Available data

— BEGIN —

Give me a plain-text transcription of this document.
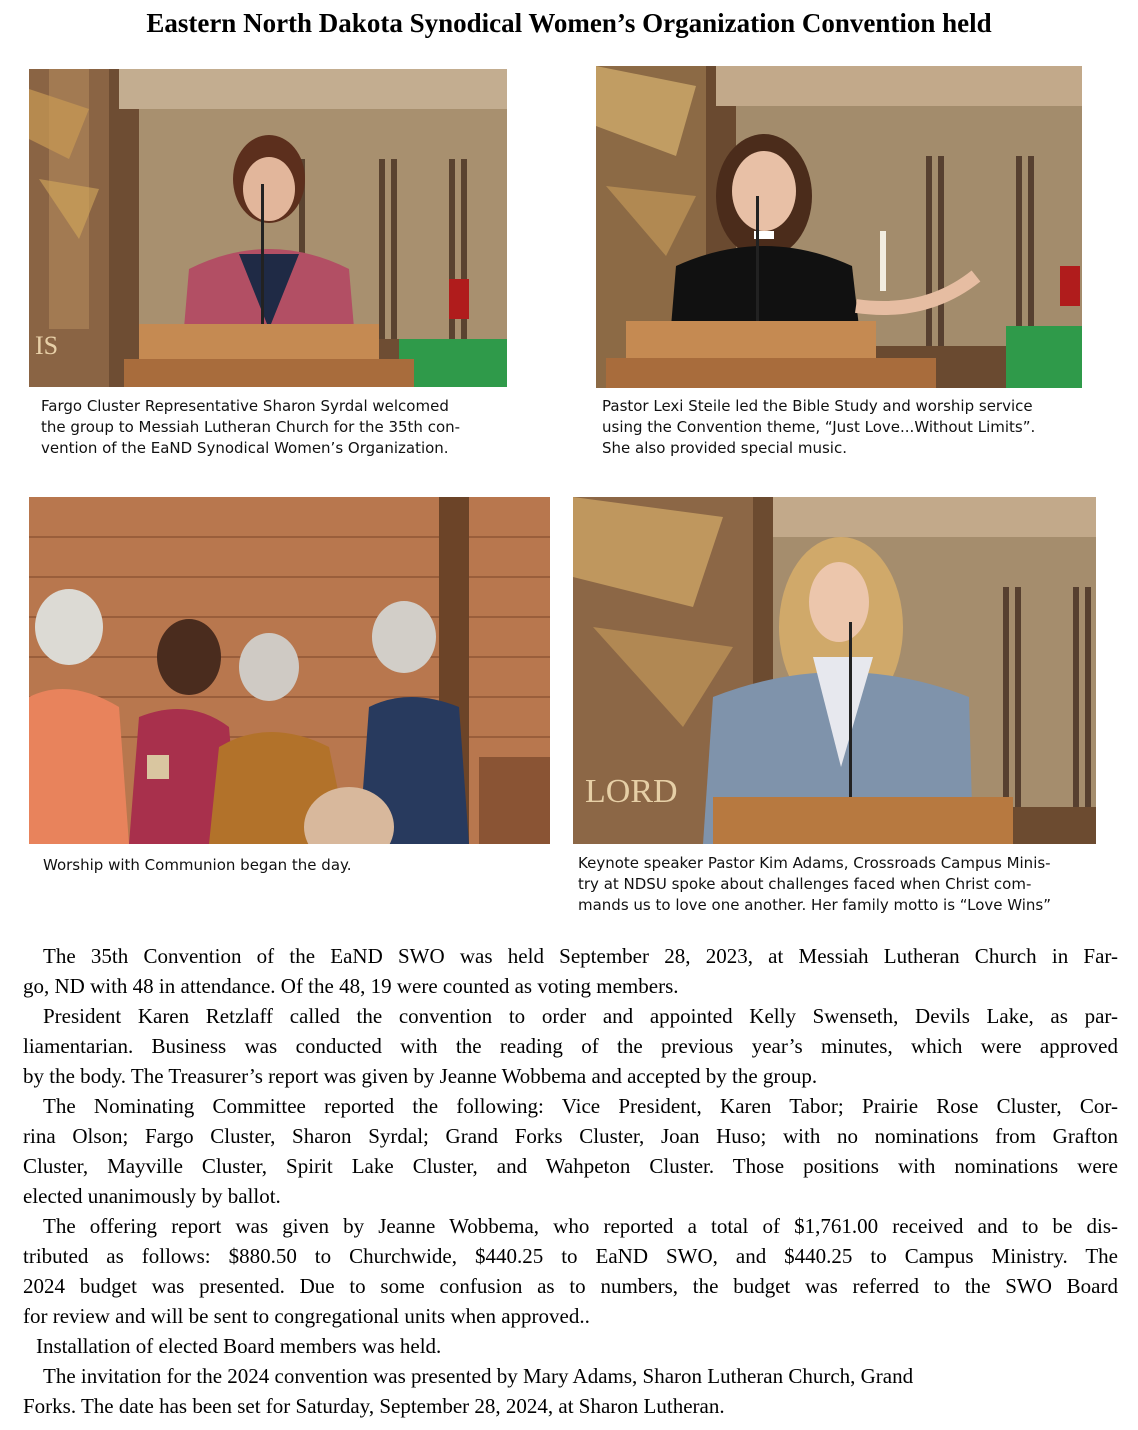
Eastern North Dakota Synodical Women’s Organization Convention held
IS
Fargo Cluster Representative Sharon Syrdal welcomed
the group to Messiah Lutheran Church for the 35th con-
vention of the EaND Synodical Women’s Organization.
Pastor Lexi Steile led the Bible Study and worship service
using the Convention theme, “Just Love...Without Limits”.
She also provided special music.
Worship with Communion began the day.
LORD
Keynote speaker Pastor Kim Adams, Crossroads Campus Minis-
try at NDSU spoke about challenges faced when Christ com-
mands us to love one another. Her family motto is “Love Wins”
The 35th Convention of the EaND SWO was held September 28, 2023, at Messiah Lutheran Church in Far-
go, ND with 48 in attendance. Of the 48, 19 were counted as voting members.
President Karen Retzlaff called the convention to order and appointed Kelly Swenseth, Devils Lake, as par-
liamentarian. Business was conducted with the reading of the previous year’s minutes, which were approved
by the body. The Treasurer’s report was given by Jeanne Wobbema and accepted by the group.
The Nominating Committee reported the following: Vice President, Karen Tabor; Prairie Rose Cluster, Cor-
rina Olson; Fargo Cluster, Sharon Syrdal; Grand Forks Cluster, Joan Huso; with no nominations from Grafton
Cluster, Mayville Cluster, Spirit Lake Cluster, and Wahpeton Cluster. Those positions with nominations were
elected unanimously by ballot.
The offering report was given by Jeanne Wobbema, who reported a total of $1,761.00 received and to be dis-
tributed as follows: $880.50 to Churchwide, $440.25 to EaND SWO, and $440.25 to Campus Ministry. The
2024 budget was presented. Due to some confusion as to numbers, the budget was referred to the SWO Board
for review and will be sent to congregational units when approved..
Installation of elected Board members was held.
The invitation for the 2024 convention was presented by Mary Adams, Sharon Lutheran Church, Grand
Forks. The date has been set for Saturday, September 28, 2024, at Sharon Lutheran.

— END —

Reproduce each line holding the word "Syrdal".

Full answer
Fargo Cluster Representative Sharon Syrdal welcomed
rina Olson; Fargo Cluster, Sharon Syrdal; Grand Forks Cluster, Joan Huso; with no nominations from Grafton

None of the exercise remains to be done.